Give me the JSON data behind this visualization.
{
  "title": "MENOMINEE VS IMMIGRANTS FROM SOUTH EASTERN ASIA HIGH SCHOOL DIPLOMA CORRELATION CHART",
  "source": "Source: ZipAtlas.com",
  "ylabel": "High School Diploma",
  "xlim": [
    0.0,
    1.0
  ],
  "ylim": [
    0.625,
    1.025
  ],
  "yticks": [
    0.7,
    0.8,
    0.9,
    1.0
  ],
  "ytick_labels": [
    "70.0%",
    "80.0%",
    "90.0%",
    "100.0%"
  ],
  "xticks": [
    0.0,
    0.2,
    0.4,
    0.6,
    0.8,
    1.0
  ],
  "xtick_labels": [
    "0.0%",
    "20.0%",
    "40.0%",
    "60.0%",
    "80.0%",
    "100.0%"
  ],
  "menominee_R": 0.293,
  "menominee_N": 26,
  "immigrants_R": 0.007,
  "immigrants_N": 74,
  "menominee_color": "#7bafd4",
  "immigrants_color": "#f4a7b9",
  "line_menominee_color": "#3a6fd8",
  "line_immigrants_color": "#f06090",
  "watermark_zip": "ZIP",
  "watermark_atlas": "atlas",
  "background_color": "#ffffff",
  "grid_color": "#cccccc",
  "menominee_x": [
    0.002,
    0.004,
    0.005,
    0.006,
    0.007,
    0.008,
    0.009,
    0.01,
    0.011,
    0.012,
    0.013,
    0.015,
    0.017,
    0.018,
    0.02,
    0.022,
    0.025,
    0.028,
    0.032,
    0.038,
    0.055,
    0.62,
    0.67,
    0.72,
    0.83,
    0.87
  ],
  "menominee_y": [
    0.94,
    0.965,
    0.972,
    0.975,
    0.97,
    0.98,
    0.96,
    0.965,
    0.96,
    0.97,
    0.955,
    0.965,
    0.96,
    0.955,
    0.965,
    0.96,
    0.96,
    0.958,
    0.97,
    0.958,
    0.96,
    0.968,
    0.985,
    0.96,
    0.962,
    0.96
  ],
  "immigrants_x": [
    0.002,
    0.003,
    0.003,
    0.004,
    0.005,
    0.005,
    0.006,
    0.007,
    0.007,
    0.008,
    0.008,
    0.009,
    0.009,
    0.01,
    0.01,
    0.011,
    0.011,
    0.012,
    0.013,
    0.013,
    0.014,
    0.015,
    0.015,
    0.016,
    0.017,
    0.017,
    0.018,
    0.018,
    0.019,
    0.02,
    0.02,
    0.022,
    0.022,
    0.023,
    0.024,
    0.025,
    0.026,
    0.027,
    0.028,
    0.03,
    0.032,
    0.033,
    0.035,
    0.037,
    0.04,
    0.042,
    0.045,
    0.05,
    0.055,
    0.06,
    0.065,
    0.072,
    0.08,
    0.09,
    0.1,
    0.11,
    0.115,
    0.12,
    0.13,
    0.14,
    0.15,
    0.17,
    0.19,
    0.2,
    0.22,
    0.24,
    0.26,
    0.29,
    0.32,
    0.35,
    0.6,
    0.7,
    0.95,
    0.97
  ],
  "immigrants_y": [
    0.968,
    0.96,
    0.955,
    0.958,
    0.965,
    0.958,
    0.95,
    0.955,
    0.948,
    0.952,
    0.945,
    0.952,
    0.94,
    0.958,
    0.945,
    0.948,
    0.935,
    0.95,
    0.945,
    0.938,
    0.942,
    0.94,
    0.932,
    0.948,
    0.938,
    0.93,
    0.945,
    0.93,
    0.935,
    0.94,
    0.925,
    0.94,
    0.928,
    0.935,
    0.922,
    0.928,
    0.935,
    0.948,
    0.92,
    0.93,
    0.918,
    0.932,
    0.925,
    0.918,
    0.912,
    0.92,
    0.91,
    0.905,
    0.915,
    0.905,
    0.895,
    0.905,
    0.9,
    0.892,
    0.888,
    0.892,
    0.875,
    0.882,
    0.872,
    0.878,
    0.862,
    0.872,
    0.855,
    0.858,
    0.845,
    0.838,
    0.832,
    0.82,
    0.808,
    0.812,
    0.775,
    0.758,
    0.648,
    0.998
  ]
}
==============================
**Exercise aim**
Repeat the records above exactly, from the first line to the last.

**Answer to this task**
Give me the JSON data behind this visualization.
{
  "title": "MENOMINEE VS IMMIGRANTS FROM SOUTH EASTERN ASIA HIGH SCHOOL DIPLOMA CORRELATION CHART",
  "source": "Source: ZipAtlas.com",
  "ylabel": "High School Diploma",
  "xlim": [
    0.0,
    1.0
  ],
  "ylim": [
    0.625,
    1.025
  ],
  "yticks": [
    0.7,
    0.8,
    0.9,
    1.0
  ],
  "ytick_labels": [
    "70.0%",
    "80.0%",
    "90.0%",
    "100.0%"
  ],
  "xticks": [
    0.0,
    0.2,
    0.4,
    0.6,
    0.8,
    1.0
  ],
  "xtick_labels": [
    "0.0%",
    "20.0%",
    "40.0%",
    "60.0%",
    "80.0%",
    "100.0%"
  ],
  "menominee_R": 0.293,
  "menominee_N": 26,
  "immigrants_R": 0.007,
  "immigrants_N": 74,
  "menominee_color": "#7bafd4",
  "immigrants_color": "#f4a7b9",
  "line_menominee_color": "#3a6fd8",
  "line_immigrants_color": "#f06090",
  "watermark_zip": "ZIP",
  "watermark_atlas": "atlas",
  "background_color": "#ffffff",
  "grid_color": "#cccccc",
  "menominee_x": [
    0.002,
    0.004,
    0.005,
    0.006,
    0.007,
    0.008,
    0.009,
    0.01,
    0.011,
    0.012,
    0.013,
    0.015,
    0.017,
    0.018,
    0.02,
    0.022,
    0.025,
    0.028,
    0.032,
    0.038,
    0.055,
    0.62,
    0.67,
    0.72,
    0.83,
    0.87
  ],
  "menominee_y": [
    0.94,
    0.965,
    0.972,
    0.975,
    0.97,
    0.98,
    0.96,
    0.965,
    0.96,
    0.97,
    0.955,
    0.965,
    0.96,
    0.955,
    0.965,
    0.96,
    0.96,
    0.958,
    0.97,
    0.958,
    0.96,
    0.968,
    0.985,
    0.96,
    0.962,
    0.96
  ],
  "immigrants_x": [
    0.002,
    0.003,
    0.003,
    0.004,
    0.005,
    0.005,
    0.006,
    0.007,
    0.007,
    0.008,
    0.008,
    0.009,
    0.009,
    0.01,
    0.01,
    0.011,
    0.011,
    0.012,
    0.013,
    0.013,
    0.014,
    0.015,
    0.015,
    0.016,
    0.017,
    0.017,
    0.018,
    0.018,
    0.019,
    0.02,
    0.02,
    0.022,
    0.022,
    0.023,
    0.024,
    0.025,
    0.026,
    0.027,
    0.028,
    0.03,
    0.032,
    0.033,
    0.035,
    0.037,
    0.04,
    0.042,
    0.045,
    0.05,
    0.055,
    0.06,
    0.065,
    0.072,
    0.08,
    0.09,
    0.1,
    0.11,
    0.115,
    0.12,
    0.13,
    0.14,
    0.15,
    0.17,
    0.19,
    0.2,
    0.22,
    0.24,
    0.26,
    0.29,
    0.32,
    0.35,
    0.6,
    0.7,
    0.95,
    0.97
  ],
  "immigrants_y": [
    0.968,
    0.96,
    0.955,
    0.958,
    0.965,
    0.958,
    0.95,
    0.955,
    0.948,
    0.952,
    0.945,
    0.952,
    0.94,
    0.958,
    0.945,
    0.948,
    0.935,
    0.95,
    0.945,
    0.938,
    0.942,
    0.94,
    0.932,
    0.948,
    0.938,
    0.93,
    0.945,
    0.93,
    0.935,
    0.94,
    0.925,
    0.94,
    0.928,
    0.935,
    0.922,
    0.928,
    0.935,
    0.948,
    0.92,
    0.93,
    0.918,
    0.932,
    0.925,
    0.918,
    0.912,
    0.92,
    0.91,
    0.905,
    0.915,
    0.905,
    0.895,
    0.905,
    0.9,
    0.892,
    0.888,
    0.892,
    0.875,
    0.882,
    0.872,
    0.878,
    0.862,
    0.872,
    0.855,
    0.858,
    0.845,
    0.838,
    0.832,
    0.82,
    0.808,
    0.812,
    0.775,
    0.758,
    0.648,
    0.998
  ]
}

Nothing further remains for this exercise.